WHAT THIS TASK INVOLVES: Your task is to copy every line of the entries that contains "Forecast".

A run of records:
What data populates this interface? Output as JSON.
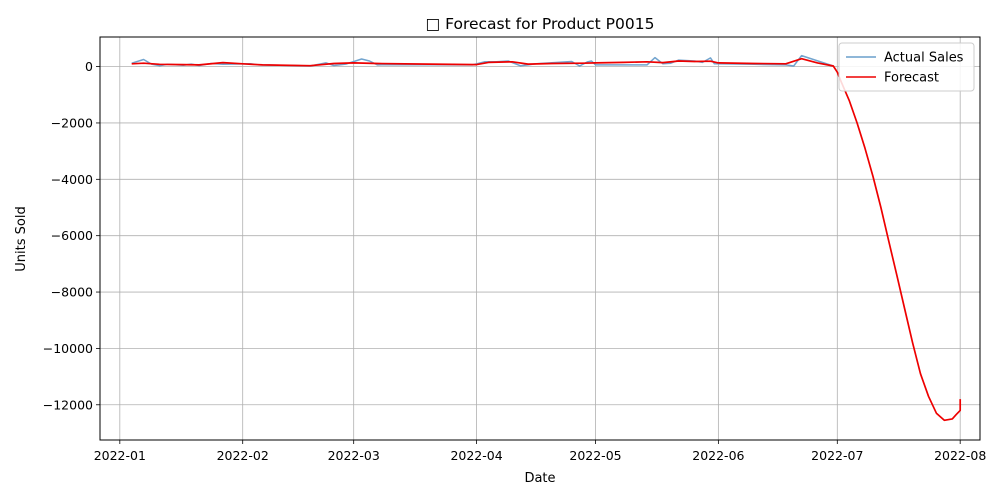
{
  "chart_data": {
    "type": "line",
    "title": "□ Forecast for Product P0015",
    "xlabel": "Date",
    "ylabel": "Units Sold",
    "x_range": [
      "2021-12-27",
      "2022-08-06"
    ],
    "ylim": [
      -13250,
      1050
    ],
    "x_ticks": [
      "2022-01-01",
      "2022-02-01",
      "2022-03-01",
      "2022-04-01",
      "2022-05-01",
      "2022-06-01",
      "2022-07-01",
      "2022-08-01"
    ],
    "x_tick_labels": [
      "2022-01",
      "2022-02",
      "2022-03",
      "2022-04",
      "2022-05",
      "2022-06",
      "2022-07",
      "2022-08"
    ],
    "y_ticks": [
      -12000,
      -10000,
      -8000,
      -6000,
      -4000,
      -2000,
      0
    ],
    "y_tick_labels": [
      "−12000",
      "−10000",
      "−8000",
      "−6000",
      "−4000",
      "−2000",
      "0"
    ],
    "grid": true,
    "legend_position": "top-right",
    "series": [
      {
        "name": "Actual Sales",
        "color": "#6a9fcb",
        "points": [
          [
            "2022-01-04",
            120
          ],
          [
            "2022-01-07",
            250
          ],
          [
            "2022-01-09",
            90
          ],
          [
            "2022-01-11",
            30
          ],
          [
            "2022-01-13",
            80
          ],
          [
            "2022-01-17",
            50
          ],
          [
            "2022-01-19",
            90
          ],
          [
            "2022-01-21",
            40
          ],
          [
            "2022-01-24",
            110
          ],
          [
            "2022-01-27",
            80
          ],
          [
            "2022-01-29",
            90
          ],
          [
            "2022-02-03",
            100
          ],
          [
            "2022-02-05",
            60
          ],
          [
            "2022-02-14",
            40
          ],
          [
            "2022-02-18",
            20
          ],
          [
            "2022-02-22",
            130
          ],
          [
            "2022-02-24",
            40
          ],
          [
            "2022-02-27",
            90
          ],
          [
            "2022-03-03",
            270
          ],
          [
            "2022-03-05",
            200
          ],
          [
            "2022-03-07",
            60
          ],
          [
            "2022-03-10",
            70
          ],
          [
            "2022-03-31",
            60
          ],
          [
            "2022-04-03",
            170
          ],
          [
            "2022-04-06",
            170
          ],
          [
            "2022-04-09",
            200
          ],
          [
            "2022-04-12",
            30
          ],
          [
            "2022-04-14",
            60
          ],
          [
            "2022-04-16",
            100
          ],
          [
            "2022-04-25",
            180
          ],
          [
            "2022-04-27",
            20
          ],
          [
            "2022-04-29",
            170
          ],
          [
            "2022-04-30",
            200
          ],
          [
            "2022-05-01",
            60
          ],
          [
            "2022-05-14",
            60
          ],
          [
            "2022-05-16",
            320
          ],
          [
            "2022-05-18",
            100
          ],
          [
            "2022-05-20",
            120
          ],
          [
            "2022-05-22",
            230
          ],
          [
            "2022-05-26",
            200
          ],
          [
            "2022-05-28",
            150
          ],
          [
            "2022-05-30",
            310
          ],
          [
            "2022-05-31",
            100
          ],
          [
            "2022-06-10",
            80
          ],
          [
            "2022-06-18",
            60
          ],
          [
            "2022-06-20",
            20
          ],
          [
            "2022-06-22",
            390
          ],
          [
            "2022-06-30",
            20
          ]
        ]
      },
      {
        "name": "Forecast",
        "color": "#ee0000",
        "points": [
          [
            "2022-01-04",
            100
          ],
          [
            "2022-01-07",
            120
          ],
          [
            "2022-01-11",
            80
          ],
          [
            "2022-01-17",
            70
          ],
          [
            "2022-01-21",
            60
          ],
          [
            "2022-01-27",
            140
          ],
          [
            "2022-02-01",
            100
          ],
          [
            "2022-02-06",
            60
          ],
          [
            "2022-02-18",
            30
          ],
          [
            "2022-02-24",
            110
          ],
          [
            "2022-03-01",
            130
          ],
          [
            "2022-03-07",
            110
          ],
          [
            "2022-03-20",
            90
          ],
          [
            "2022-04-01",
            70
          ],
          [
            "2022-04-04",
            150
          ],
          [
            "2022-04-10",
            170
          ],
          [
            "2022-04-14",
            90
          ],
          [
            "2022-04-20",
            110
          ],
          [
            "2022-04-28",
            120
          ],
          [
            "2022-05-01",
            130
          ],
          [
            "2022-05-08",
            150
          ],
          [
            "2022-05-14",
            170
          ],
          [
            "2022-05-18",
            140
          ],
          [
            "2022-05-22",
            200
          ],
          [
            "2022-05-26",
            180
          ],
          [
            "2022-05-30",
            190
          ],
          [
            "2022-06-01",
            130
          ],
          [
            "2022-06-10",
            110
          ],
          [
            "2022-06-18",
            100
          ],
          [
            "2022-06-22",
            280
          ],
          [
            "2022-06-26",
            130
          ],
          [
            "2022-06-30",
            20
          ],
          [
            "2022-07-01",
            -200
          ],
          [
            "2022-07-02",
            -550
          ],
          [
            "2022-07-04",
            -1200
          ],
          [
            "2022-07-06",
            -2000
          ],
          [
            "2022-07-08",
            -2900
          ],
          [
            "2022-07-10",
            -3900
          ],
          [
            "2022-07-12",
            -5000
          ],
          [
            "2022-07-14",
            -6200
          ],
          [
            "2022-07-16",
            -7400
          ],
          [
            "2022-07-18",
            -8600
          ],
          [
            "2022-07-20",
            -9800
          ],
          [
            "2022-07-22",
            -10900
          ],
          [
            "2022-07-24",
            -11700
          ],
          [
            "2022-07-26",
            -12300
          ],
          [
            "2022-07-28",
            -12550
          ],
          [
            "2022-07-30",
            -12500
          ],
          [
            "2022-08-01",
            -12200
          ],
          [
            "2022-07-31",
            -12350
          ],
          [
            "2022-08-01",
            -11800
          ]
        ]
      }
    ]
  }
}
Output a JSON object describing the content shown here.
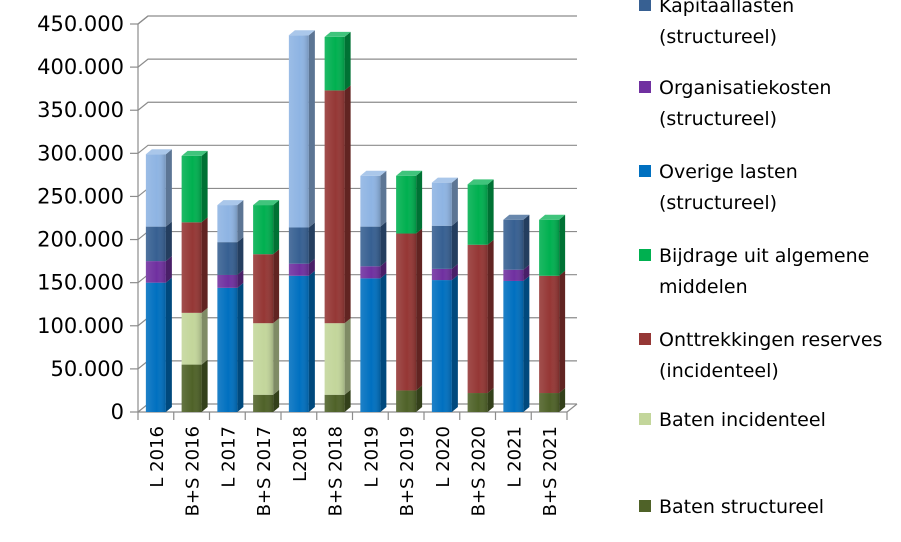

WRITTEN ANSWER:
    "title": "□ Forecast for Product P0015",
        "name": "Forecast",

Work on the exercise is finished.